**Set exercise:**
From the entries that follow, gather each line holding the word "screenshot".
* Start Task inputs *
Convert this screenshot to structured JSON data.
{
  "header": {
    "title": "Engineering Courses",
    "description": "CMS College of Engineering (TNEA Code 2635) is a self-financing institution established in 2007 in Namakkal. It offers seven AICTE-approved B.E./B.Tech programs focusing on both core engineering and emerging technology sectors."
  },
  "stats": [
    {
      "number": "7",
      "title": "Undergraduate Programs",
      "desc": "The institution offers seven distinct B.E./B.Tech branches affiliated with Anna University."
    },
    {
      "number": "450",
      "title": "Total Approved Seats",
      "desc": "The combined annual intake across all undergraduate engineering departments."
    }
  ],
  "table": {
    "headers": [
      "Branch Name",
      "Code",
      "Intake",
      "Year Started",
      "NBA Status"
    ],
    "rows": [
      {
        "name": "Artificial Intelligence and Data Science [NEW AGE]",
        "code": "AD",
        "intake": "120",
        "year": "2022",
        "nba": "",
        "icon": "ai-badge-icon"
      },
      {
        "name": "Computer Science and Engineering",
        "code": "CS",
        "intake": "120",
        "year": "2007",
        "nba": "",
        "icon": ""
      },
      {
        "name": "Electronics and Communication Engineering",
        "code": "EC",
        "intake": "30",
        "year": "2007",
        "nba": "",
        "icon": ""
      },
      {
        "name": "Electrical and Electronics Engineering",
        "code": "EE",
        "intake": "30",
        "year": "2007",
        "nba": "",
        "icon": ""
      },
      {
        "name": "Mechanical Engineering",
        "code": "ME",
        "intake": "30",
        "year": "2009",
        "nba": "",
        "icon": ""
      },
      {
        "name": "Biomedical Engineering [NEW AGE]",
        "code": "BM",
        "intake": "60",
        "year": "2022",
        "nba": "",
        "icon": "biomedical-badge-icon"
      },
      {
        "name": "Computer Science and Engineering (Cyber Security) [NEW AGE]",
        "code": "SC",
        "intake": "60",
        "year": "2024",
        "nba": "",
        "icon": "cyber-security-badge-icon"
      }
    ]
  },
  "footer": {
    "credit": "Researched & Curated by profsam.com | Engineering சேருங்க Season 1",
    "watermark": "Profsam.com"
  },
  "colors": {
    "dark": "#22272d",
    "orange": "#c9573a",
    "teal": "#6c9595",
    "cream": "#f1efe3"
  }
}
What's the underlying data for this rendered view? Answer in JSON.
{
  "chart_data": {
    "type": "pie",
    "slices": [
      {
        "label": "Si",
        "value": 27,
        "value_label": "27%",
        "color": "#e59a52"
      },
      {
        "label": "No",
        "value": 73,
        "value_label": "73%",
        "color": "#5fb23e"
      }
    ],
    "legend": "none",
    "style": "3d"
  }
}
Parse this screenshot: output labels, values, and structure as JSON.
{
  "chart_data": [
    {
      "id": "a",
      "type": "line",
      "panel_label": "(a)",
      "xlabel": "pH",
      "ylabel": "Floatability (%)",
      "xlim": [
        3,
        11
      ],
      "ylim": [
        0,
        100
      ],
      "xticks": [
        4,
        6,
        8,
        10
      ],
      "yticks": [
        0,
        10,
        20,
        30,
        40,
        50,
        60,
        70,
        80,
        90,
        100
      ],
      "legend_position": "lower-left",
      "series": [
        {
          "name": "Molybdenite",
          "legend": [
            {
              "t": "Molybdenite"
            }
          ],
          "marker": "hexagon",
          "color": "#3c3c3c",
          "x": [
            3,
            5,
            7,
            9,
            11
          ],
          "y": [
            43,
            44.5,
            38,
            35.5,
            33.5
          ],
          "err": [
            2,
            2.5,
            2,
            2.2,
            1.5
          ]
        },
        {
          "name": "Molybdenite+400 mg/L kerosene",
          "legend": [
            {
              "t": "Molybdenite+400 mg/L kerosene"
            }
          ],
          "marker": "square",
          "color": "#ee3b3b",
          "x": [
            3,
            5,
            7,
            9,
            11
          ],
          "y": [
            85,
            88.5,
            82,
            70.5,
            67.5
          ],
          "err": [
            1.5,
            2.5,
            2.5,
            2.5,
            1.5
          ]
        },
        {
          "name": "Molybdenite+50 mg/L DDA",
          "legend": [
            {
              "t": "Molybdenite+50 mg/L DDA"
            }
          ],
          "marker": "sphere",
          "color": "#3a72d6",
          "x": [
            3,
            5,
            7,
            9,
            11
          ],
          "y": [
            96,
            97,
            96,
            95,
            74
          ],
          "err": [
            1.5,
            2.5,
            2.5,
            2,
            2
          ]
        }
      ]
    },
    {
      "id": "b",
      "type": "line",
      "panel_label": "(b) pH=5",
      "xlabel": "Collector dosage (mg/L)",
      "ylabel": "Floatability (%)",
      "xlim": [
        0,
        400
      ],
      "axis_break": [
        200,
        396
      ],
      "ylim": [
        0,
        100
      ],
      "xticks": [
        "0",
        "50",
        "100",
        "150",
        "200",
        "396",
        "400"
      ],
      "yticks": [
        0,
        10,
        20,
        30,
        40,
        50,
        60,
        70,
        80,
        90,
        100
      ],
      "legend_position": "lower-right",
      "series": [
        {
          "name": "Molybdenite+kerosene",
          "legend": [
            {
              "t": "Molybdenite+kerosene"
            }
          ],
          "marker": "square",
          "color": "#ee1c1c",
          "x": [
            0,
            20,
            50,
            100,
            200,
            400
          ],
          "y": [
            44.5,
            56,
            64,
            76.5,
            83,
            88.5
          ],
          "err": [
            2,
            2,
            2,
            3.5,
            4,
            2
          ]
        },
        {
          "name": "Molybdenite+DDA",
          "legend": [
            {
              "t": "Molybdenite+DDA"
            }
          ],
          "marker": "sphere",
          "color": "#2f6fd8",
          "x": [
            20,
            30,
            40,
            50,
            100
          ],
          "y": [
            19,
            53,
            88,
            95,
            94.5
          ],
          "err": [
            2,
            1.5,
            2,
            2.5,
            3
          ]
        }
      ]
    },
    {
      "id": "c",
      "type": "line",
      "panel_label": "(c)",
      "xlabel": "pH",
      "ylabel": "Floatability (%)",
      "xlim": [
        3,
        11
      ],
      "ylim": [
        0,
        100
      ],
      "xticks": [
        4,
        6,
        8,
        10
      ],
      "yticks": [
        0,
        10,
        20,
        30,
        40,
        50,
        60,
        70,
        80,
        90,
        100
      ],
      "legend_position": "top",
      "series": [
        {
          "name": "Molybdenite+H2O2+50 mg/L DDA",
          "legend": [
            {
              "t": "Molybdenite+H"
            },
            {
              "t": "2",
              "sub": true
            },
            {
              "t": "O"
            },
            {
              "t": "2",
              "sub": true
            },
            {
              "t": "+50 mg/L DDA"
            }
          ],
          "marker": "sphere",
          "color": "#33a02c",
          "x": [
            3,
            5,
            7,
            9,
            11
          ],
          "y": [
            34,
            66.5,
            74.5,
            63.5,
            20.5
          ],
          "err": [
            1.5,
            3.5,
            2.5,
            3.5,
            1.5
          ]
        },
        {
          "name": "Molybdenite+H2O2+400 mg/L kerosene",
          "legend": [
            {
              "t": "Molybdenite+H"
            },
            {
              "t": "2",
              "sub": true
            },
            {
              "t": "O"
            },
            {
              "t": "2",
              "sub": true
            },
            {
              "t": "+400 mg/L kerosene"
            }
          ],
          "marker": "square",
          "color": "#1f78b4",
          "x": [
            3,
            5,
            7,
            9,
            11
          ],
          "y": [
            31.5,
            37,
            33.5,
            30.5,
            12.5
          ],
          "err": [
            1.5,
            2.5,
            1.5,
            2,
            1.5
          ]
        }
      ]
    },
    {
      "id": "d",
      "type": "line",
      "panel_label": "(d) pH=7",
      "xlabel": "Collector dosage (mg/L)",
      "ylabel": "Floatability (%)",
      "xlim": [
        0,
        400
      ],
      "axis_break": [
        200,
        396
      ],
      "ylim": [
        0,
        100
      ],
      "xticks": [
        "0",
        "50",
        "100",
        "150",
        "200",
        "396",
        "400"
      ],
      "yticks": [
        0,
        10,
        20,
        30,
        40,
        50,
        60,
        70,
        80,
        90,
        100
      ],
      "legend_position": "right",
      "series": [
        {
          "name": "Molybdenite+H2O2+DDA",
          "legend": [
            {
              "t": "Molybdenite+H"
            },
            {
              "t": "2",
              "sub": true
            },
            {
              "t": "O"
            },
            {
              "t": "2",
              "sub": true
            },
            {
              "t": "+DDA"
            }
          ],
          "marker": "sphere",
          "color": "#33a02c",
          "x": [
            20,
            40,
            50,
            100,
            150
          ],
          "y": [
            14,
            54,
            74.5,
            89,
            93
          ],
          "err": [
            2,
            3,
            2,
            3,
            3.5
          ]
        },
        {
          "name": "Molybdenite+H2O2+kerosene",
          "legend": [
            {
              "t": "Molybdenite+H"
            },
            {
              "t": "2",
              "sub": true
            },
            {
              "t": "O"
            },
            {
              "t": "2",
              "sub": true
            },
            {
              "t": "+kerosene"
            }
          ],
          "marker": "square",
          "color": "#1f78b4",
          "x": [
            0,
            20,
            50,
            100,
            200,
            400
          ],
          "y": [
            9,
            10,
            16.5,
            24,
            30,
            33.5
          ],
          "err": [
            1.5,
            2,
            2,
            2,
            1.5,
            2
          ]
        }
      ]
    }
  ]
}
* End Task inputs *
**Full output:**
Convert this screenshot to structured JSON data.
Parse this screenshot: output labels, values, and structure as JSON.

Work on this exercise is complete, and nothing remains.